Exercise aim: Pictures are not part of the answer. Return the lines from the one containing "What text is on this page?" through the end of the data, both included, exactly as they appear.

Material for this task:
_ _ _ _ _

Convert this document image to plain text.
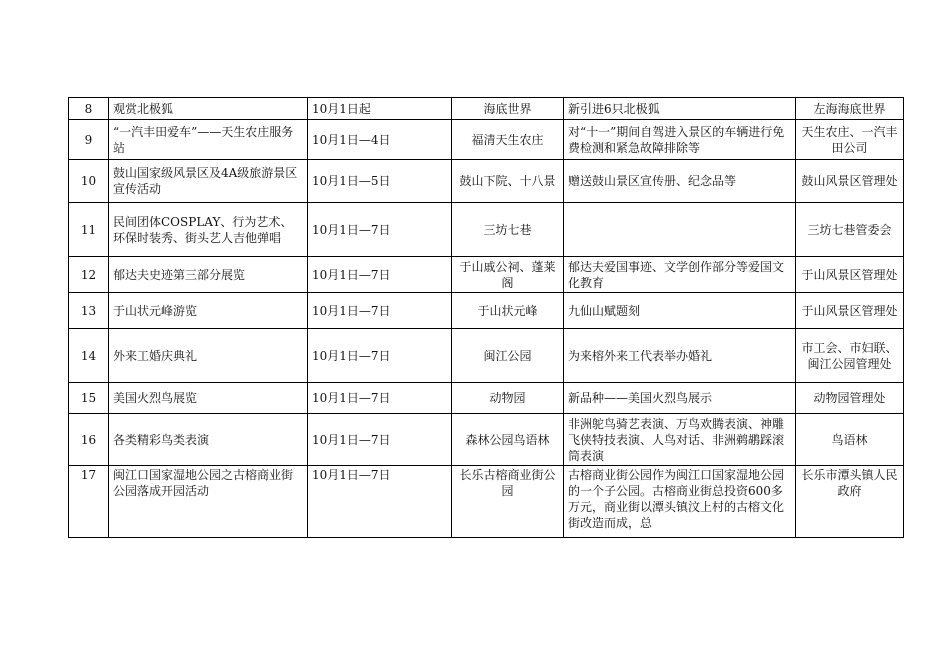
8	观赏北极狐	10月1日起	海底世界	新引进6只北极狐	左海海底世界
9	“一汽丰田爱车”——天生农庄服务站	10月1日—4日	福清天生农庄	对“十一”期间自驾进入景区的车辆进行免费检测和紧急故障排除等	天生农庄、一汽丰田公司
10	鼓山国家级风景区及4A级旅游景区宣传活动	10月1日—5日	鼓山下院、十八景	赠送鼓山景区宣传册、纪念品等	鼓山风景区管理处
11	民间团体COSPLAY、行为艺术、环保时装秀、街头艺人吉他弹唱	10月1日—7日	三坊七巷		三坊七巷管委会
12	郁达夫史迹第三部分展览	10月1日—7日	于山戚公祠、蓬莱阁	郁达夫爱国事迹、文学创作部分等爱国文化教育	于山风景区管理处
13	于山状元峰游览	10月1日—7日	于山状元峰	九仙山赋题刻	于山风景区管理处
14	外来工婚庆典礼	10月1日—7日	闽江公园	为来榕外来工代表举办婚礼	市工会、市妇联、闽江公园管理处
15	美国火烈鸟展览	10月1日—7日	动物园	新品种——美国火烈鸟展示	动物园管理处
16	各类精彩鸟类表演	10月1日—7日	森林公园鸟语林	非洲鸵鸟骑艺表演、万鸟欢腾表演、神雕飞侠特技表演、人鸟对话、非洲鹈鹕踩滚筒表演	鸟语林
17	闽江口国家湿地公园之古榕商业街公园落成开园活动	10月1日—7日	长乐古榕商业街公园	古榕商业街公园作为闽江口国家湿地公园的一个子公园。古榕商业街总投资600多万元，商业街以潭头镇汶上村的古榕文化街改造而成，总	长乐市潭头镇人民政府
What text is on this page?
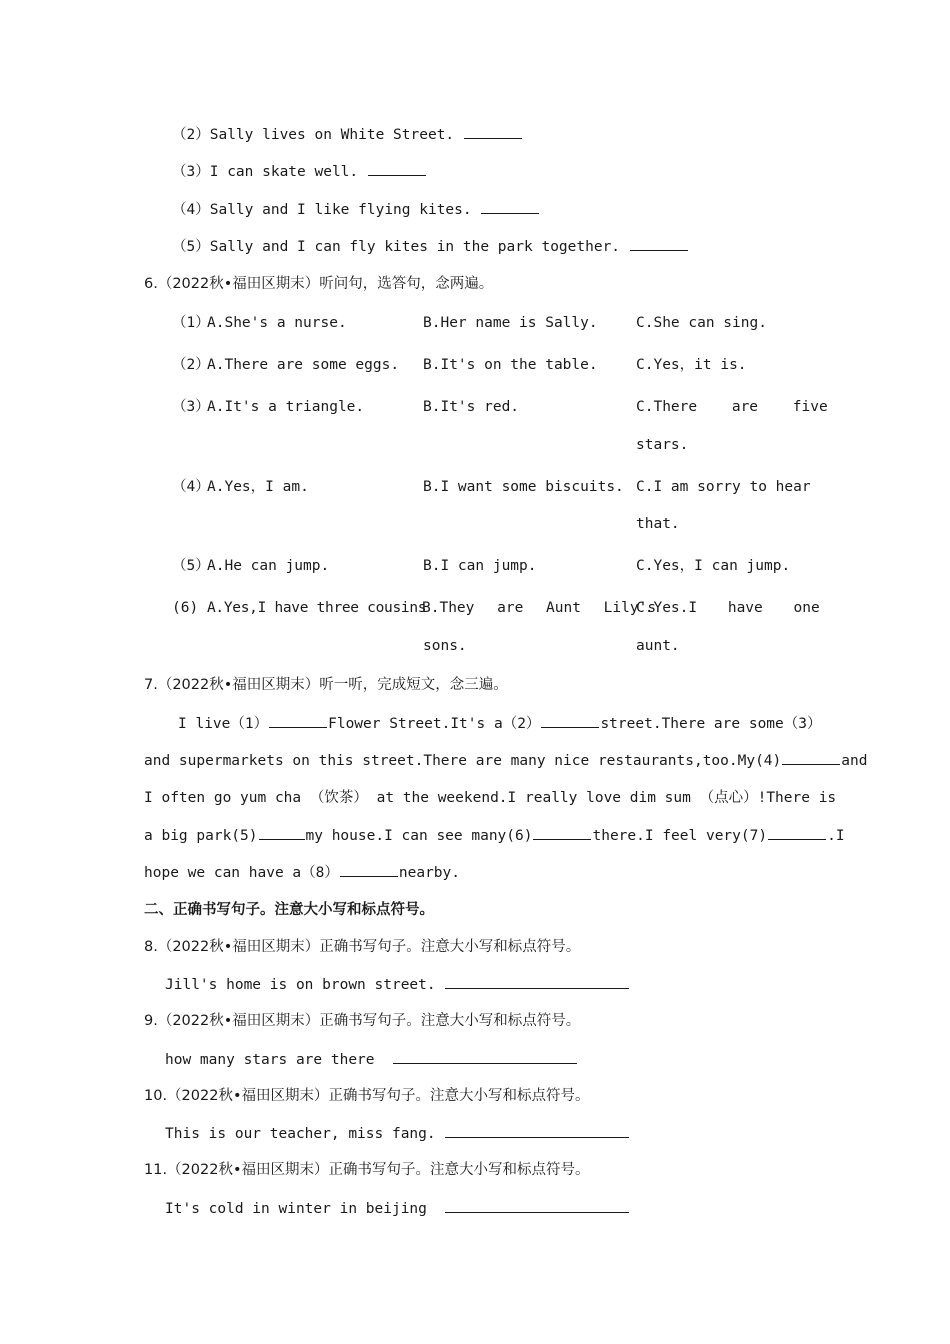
（2）Sally lives on White Street.
（3）I can skate well.
（4）Sally and I like flying kites.
（5）Sally and I can fly kites in the park together.
6.（2022秋•福田区期末）听问句，选答句，念两遍。
（1）
A.She's a nurse.	B.Her name is Sally.	C.She can sing.
（2）
A.There are some eggs. B.It's on the table.	C.Yes，it is.
（3）
A.It's a triangle.	B.It's red.	C.There are five
stars.
（4）
A.Yes，I am.	B.I want some biscuits. C.I am sorry to hear
that.
（5）
A.He can jump.	B.I can jump.	C.Yes，I can jump.
(6) A.Yes,I have three cousins
B.They are Aunt Lily's
sons.
C.Yes.I have one
aunt.
7.（2022秋•福田区期末）听一听，完成短文，念三遍。
I live（1）	Flower Street.It's a（2）	street.There are some（3）
and supermarkets on this street.There are many nice restaurants,too.My(4)	and
I often go yum cha （饮茶） at the weekend.I really love dim sum （点心）!There is
a big park(5)	my house.I can see many(6)	there.I feel very(7)	.I
hope we can have a（8）	nearby.
二、正确书写句子。注意大小写和标点符号。
8.（2022秋•福田区期末）正确书写句子。注意大小写和标点符号。
Jill's home is on brown street.
9.（2022秋•福田区期末）正确书写句子。注意大小写和标点符号。
how many stars are there
10.（2022秋•福田区期末）正确书写句子。注意大小写和标点符号。
This is our teacher, miss fang.
11.（2022秋•福田区期末）正确书写句子。注意大小写和标点符号。
It's cold in winter in beijing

_ _ _ _ _

The output:
What text is on this page?
（2）Sally lives on White Street.
（3）I can skate well.
（4）Sally and I like flying kites.
（5）Sally and I can fly kites in the park together.
6.（2022秋•福田区期末）听问句，选答句，念两遍。
（1）
A.She's a nurse.	B.Her name is Sally.	C.She can sing.
（2）
A.There are some eggs. B.It's on the table.	C.Yes，it is.
（3）
A.It's a triangle.	B.It's red.	C.There are five
stars.
（4）
A.Yes，I am.	B.I want some biscuits. C.I am sorry to hear
that.
（5）
A.He can jump.	B.I can jump.	C.Yes，I can jump.
(6) A.Yes,I have three cousins
B.They are Aunt Lily's
sons.
C.Yes.I have one
aunt.
7.（2022秋•福田区期末）听一听，完成短文，念三遍。
I live（1）	Flower Street.It's a（2）	street.There are some（3）
and supermarkets on this street.There are many nice restaurants,too.My(4)	and
I often go yum cha （饮茶） at the weekend.I really love dim sum （点心）!There is
a big park(5)	my house.I can see many(6)	there.I feel very(7)	.I
hope we can have a（8）	nearby.
二、正确书写句子。注意大小写和标点符号。
8.（2022秋•福田区期末）正确书写句子。注意大小写和标点符号。
Jill's home is on brown street.
9.（2022秋•福田区期末）正确书写句子。注意大小写和标点符号。
how many stars are there
10.（2022秋•福田区期末）正确书写句子。注意大小写和标点符号。
This is our teacher, miss fang.
11.（2022秋•福田区期末）正确书写句子。注意大小写和标点符号。
It's cold in winter in beijing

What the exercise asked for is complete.